### The task
Your task is to print all of the data word for word.

-=-=-

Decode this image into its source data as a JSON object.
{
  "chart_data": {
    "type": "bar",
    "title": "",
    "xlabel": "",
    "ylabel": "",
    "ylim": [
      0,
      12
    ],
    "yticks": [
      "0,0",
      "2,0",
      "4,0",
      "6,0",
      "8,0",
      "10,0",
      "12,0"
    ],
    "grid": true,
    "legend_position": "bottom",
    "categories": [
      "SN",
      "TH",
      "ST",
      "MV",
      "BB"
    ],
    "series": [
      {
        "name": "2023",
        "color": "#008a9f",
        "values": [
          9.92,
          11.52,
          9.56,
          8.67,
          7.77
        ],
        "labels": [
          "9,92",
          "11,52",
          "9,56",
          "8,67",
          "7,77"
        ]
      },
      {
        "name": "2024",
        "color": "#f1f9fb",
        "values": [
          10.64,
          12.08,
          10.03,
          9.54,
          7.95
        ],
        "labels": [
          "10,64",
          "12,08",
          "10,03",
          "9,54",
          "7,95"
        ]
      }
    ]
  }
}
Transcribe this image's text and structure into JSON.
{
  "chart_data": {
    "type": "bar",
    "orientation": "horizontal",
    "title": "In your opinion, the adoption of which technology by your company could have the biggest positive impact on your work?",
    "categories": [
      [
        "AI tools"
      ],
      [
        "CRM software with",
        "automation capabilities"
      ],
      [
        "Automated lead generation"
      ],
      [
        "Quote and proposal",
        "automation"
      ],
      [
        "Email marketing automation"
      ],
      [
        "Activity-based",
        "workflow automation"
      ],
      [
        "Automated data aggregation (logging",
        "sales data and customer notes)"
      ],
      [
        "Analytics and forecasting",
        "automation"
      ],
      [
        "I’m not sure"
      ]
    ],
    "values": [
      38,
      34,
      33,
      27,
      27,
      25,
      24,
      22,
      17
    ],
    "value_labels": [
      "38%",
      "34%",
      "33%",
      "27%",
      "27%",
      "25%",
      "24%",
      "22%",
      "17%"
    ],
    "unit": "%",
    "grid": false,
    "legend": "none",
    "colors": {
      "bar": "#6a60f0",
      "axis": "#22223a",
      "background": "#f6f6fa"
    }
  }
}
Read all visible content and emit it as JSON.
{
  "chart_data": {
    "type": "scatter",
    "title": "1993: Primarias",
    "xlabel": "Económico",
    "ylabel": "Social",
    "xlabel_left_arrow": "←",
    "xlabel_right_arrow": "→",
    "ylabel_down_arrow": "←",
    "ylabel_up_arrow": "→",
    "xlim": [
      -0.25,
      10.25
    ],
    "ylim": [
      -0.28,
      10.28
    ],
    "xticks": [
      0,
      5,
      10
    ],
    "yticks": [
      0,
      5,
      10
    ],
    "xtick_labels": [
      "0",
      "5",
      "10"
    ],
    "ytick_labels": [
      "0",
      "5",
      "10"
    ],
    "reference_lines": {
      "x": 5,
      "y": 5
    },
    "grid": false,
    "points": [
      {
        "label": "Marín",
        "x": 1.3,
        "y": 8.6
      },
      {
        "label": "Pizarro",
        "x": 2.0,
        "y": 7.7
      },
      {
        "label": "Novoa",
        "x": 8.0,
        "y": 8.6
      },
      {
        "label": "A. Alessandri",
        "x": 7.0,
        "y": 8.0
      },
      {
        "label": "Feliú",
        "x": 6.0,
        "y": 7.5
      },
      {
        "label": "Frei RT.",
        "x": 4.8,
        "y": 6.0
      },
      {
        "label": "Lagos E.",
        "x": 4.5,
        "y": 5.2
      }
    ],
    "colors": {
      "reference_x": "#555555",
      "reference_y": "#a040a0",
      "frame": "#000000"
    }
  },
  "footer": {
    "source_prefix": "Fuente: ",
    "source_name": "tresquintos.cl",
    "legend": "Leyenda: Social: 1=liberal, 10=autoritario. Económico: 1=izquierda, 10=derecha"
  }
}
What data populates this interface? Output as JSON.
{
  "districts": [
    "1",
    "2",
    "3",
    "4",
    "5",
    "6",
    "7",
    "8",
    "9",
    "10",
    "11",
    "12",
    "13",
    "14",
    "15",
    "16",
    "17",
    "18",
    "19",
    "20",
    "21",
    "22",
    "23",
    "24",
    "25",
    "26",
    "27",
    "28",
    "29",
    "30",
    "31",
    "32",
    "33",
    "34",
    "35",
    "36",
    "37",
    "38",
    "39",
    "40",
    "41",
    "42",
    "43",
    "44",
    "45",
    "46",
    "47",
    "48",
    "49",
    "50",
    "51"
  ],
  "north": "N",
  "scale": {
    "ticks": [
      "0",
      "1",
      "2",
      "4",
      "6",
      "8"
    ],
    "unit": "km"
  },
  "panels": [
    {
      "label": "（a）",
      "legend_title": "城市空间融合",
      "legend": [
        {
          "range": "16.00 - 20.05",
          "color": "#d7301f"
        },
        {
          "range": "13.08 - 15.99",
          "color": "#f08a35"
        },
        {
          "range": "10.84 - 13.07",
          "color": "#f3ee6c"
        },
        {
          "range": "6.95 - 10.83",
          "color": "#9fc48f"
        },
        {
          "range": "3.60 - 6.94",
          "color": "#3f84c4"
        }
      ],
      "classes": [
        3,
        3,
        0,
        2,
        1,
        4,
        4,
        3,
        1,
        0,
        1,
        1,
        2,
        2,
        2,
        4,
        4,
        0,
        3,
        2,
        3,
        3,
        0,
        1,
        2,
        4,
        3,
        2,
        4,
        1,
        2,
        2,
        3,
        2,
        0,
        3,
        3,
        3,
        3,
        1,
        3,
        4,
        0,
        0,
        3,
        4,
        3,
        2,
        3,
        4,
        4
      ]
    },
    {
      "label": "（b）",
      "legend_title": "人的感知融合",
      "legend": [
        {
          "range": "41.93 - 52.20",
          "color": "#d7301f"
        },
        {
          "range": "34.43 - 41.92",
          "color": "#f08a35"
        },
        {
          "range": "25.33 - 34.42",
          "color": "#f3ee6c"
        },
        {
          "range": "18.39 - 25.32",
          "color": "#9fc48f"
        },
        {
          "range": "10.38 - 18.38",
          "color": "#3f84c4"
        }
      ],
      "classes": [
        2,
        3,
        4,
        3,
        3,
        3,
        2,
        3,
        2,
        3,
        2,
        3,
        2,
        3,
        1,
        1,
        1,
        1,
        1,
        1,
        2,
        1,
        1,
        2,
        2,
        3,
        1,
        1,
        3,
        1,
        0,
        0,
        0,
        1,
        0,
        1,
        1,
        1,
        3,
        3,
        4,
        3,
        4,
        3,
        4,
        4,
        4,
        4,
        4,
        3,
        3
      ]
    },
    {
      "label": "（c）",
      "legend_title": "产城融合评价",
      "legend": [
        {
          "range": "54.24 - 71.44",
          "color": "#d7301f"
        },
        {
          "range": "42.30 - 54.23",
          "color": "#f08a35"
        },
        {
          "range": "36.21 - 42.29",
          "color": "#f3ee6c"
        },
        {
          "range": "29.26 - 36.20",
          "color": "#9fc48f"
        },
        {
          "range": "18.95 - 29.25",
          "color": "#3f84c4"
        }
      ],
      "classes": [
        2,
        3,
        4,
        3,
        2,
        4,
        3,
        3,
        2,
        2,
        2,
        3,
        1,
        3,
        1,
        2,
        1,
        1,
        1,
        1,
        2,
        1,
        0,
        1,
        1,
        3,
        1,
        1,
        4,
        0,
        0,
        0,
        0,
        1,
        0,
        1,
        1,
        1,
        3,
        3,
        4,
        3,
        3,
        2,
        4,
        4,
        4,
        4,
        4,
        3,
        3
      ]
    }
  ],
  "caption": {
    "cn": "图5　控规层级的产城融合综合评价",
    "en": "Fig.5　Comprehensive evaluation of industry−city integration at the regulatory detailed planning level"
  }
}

-=-=-

### Response to the exercise
Decode this image into its source data as a JSON object.
{
  "chart_data": {
    "type": "bar",
    "title": "",
    "xlabel": "",
    "ylabel": "",
    "ylim": [
      0,
      12
    ],
    "yticks": [
      "0,0",
      "2,0",
      "4,0",
      "6,0",
      "8,0",
      "10,0",
      "12,0"
    ],
    "grid": true,
    "legend_position": "bottom",
    "categories": [
      "SN",
      "TH",
      "ST",
      "MV",
      "BB"
    ],
    "series": [
      {
        "name": "2023",
        "color": "#008a9f",
        "values": [
          9.92,
          11.52,
          9.56,
          8.67,
          7.77
        ],
        "labels": [
          "9,92",
          "11,52",
          "9,56",
          "8,67",
          "7,77"
        ]
      },
      {
        "name": "2024",
        "color": "#f1f9fb",
        "values": [
          10.64,
          12.08,
          10.03,
          9.54,
          7.95
        ],
        "labels": [
          "10,64",
          "12,08",
          "10,03",
          "9,54",
          "7,95"
        ]
      }
    ]
  }
}
Transcribe this image's text and structure into JSON.
{
  "chart_data": {
    "type": "bar",
    "orientation": "horizontal",
    "title": "In your opinion, the adoption of which technology by your company could have the biggest positive impact on your work?",
    "categories": [
      [
        "AI tools"
      ],
      [
        "CRM software with",
        "automation capabilities"
      ],
      [
        "Automated lead generation"
      ],
      [
        "Quote and proposal",
        "automation"
      ],
      [
        "Email marketing automation"
      ],
      [
        "Activity-based",
        "workflow automation"
      ],
      [
        "Automated data aggregation (logging",
        "sales data and customer notes)"
      ],
      [
        "Analytics and forecasting",
        "automation"
      ],
      [
        "I’m not sure"
      ]
    ],
    "values": [
      38,
      34,
      33,
      27,
      27,
      25,
      24,
      22,
      17
    ],
    "value_labels": [
      "38%",
      "34%",
      "33%",
      "27%",
      "27%",
      "25%",
      "24%",
      "22%",
      "17%"
    ],
    "unit": "%",
    "grid": false,
    "legend": "none",
    "colors": {
      "bar": "#6a60f0",
      "axis": "#22223a",
      "background": "#f6f6fa"
    }
  }
}
Read all visible content and emit it as JSON.
{
  "chart_data": {
    "type": "scatter",
    "title": "1993: Primarias",
    "xlabel": "Económico",
    "ylabel": "Social",
    "xlabel_left_arrow": "←",
    "xlabel_right_arrow": "→",
    "ylabel_down_arrow": "←",
    "ylabel_up_arrow": "→",
    "xlim": [
      -0.25,
      10.25
    ],
    "ylim": [
      -0.28,
      10.28
    ],
    "xticks": [
      0,
      5,
      10
    ],
    "yticks": [
      0,
      5,
      10
    ],
    "xtick_labels": [
      "0",
      "5",
      "10"
    ],
    "ytick_labels": [
      "0",
      "5",
      "10"
    ],
    "reference_lines": {
      "x": 5,
      "y": 5
    },
    "grid": false,
    "points": [
      {
        "label": "Marín",
        "x": 1.3,
        "y": 8.6
      },
      {
        "label": "Pizarro",
        "x": 2.0,
        "y": 7.7
      },
      {
        "label": "Novoa",
        "x": 8.0,
        "y": 8.6
      },
      {
        "label": "A. Alessandri",
        "x": 7.0,
        "y": 8.0
      },
      {
        "label": "Feliú",
        "x": 6.0,
        "y": 7.5
      },
      {
        "label": "Frei RT.",
        "x": 4.8,
        "y": 6.0
      },
      {
        "label": "Lagos E.",
        "x": 4.5,
        "y": 5.2
      }
    ],
    "colors": {
      "reference_x": "#555555",
      "reference_y": "#a040a0",
      "frame": "#000000"
    }
  },
  "footer": {
    "source_prefix": "Fuente: ",
    "source_name": "tresquintos.cl",
    "legend": "Leyenda: Social: 1=liberal, 10=autoritario. Económico: 1=izquierda, 10=derecha"
  }
}
What data populates this interface? Output as JSON.
{
  "districts": [
    "1",
    "2",
    "3",
    "4",
    "5",
    "6",
    "7",
    "8",
    "9",
    "10",
    "11",
    "12",
    "13",
    "14",
    "15",
    "16",
    "17",
    "18",
    "19",
    "20",
    "21",
    "22",
    "23",
    "24",
    "25",
    "26",
    "27",
    "28",
    "29",
    "30",
    "31",
    "32",
    "33",
    "34",
    "35",
    "36",
    "37",
    "38",
    "39",
    "40",
    "41",
    "42",
    "43",
    "44",
    "45",
    "46",
    "47",
    "48",
    "49",
    "50",
    "51"
  ],
  "north": "N",
  "scale": {
    "ticks": [
      "0",
      "1",
      "2",
      "4",
      "6",
      "8"
    ],
    "unit": "km"
  },
  "panels": [
    {
      "label": "（a）",
      "legend_title": "城市空间融合",
      "legend": [
        {
          "range": "16.00 - 20.05",
          "color": "#d7301f"
        },
        {
          "range": "13.08 - 15.99",
          "color": "#f08a35"
        },
        {
          "range": "10.84 - 13.07",
          "color": "#f3ee6c"
        },
        {
          "range": "6.95 - 10.83",
          "color": "#9fc48f"
        },
        {
          "range": "3.60 - 6.94",
          "color": "#3f84c4"
        }
      ],
      "classes": [
        3,
        3,
        0,
        2,
        1,
        4,
        4,
        3,
        1,
        0,
        1,
        1,
        2,
        2,
        2,
        4,
        4,
        0,
        3,
        2,
        3,
        3,
        0,
        1,
        2,
        4,
        3,
        2,
        4,
        1,
        2,
        2,
        3,
        2,
        0,
        3,
        3,
        3,
        3,
        1,
        3,
        4,
        0,
        0,
        3,
        4,
        3,
        2,
        3,
        4,
        4
      ]
    },
    {
      "label": "（b）",
      "legend_title": "人的感知融合",
      "legend": [
        {
          "range": "41.93 - 52.20",
          "color": "#d7301f"
        },
        {
          "range": "34.43 - 41.92",
          "color": "#f08a35"
        },
        {
          "range": "25.33 - 34.42",
          "color": "#f3ee6c"
        },
        {
          "range": "18.39 - 25.32",
          "color": "#9fc48f"
        },
        {
          "range": "10.38 - 18.38",
          "color": "#3f84c4"
        }
      ],
      "classes": [
        2,
        3,
        4,
        3,
        3,
        3,
        2,
        3,
        2,
        3,
        2,
        3,
        2,
        3,
        1,
        1,
        1,
        1,
        1,
        1,
        2,
        1,
        1,
        2,
        2,
        3,
        1,
        1,
        3,
        1,
        0,
        0,
        0,
        1,
        0,
        1,
        1,
        1,
        3,
        3,
        4,
        3,
        4,
        3,
        4,
        4,
        4,
        4,
        4,
        3,
        3
      ]
    },
    {
      "label": "（c）",
      "legend_title": "产城融合评价",
      "legend": [
        {
          "range": "54.24 - 71.44",
          "color": "#d7301f"
        },
        {
          "range": "42.30 - 54.23",
          "color": "#f08a35"
        },
        {
          "range": "36.21 - 42.29",
          "color": "#f3ee6c"
        },
        {
          "range": "29.26 - 36.20",
          "color": "#9fc48f"
        },
        {
          "range": "18.95 - 29.25",
          "color": "#3f84c4"
        }
      ],
      "classes": [
        2,
        3,
        4,
        3,
        2,
        4,
        3,
        3,
        2,
        2,
        2,
        3,
        1,
        3,
        1,
        2,
        1,
        1,
        1,
        1,
        2,
        1,
        0,
        1,
        1,
        3,
        1,
        1,
        4,
        0,
        0,
        0,
        0,
        1,
        0,
        1,
        1,
        1,
        3,
        3,
        4,
        3,
        3,
        2,
        4,
        4,
        4,
        4,
        4,
        3,
        3
      ]
    }
  ],
  "caption": {
    "cn": "图5　控规层级的产城融合综合评价",
    "en": "Fig.5　Comprehensive evaluation of industry−city integration at the regulatory detailed planning level"
  }
}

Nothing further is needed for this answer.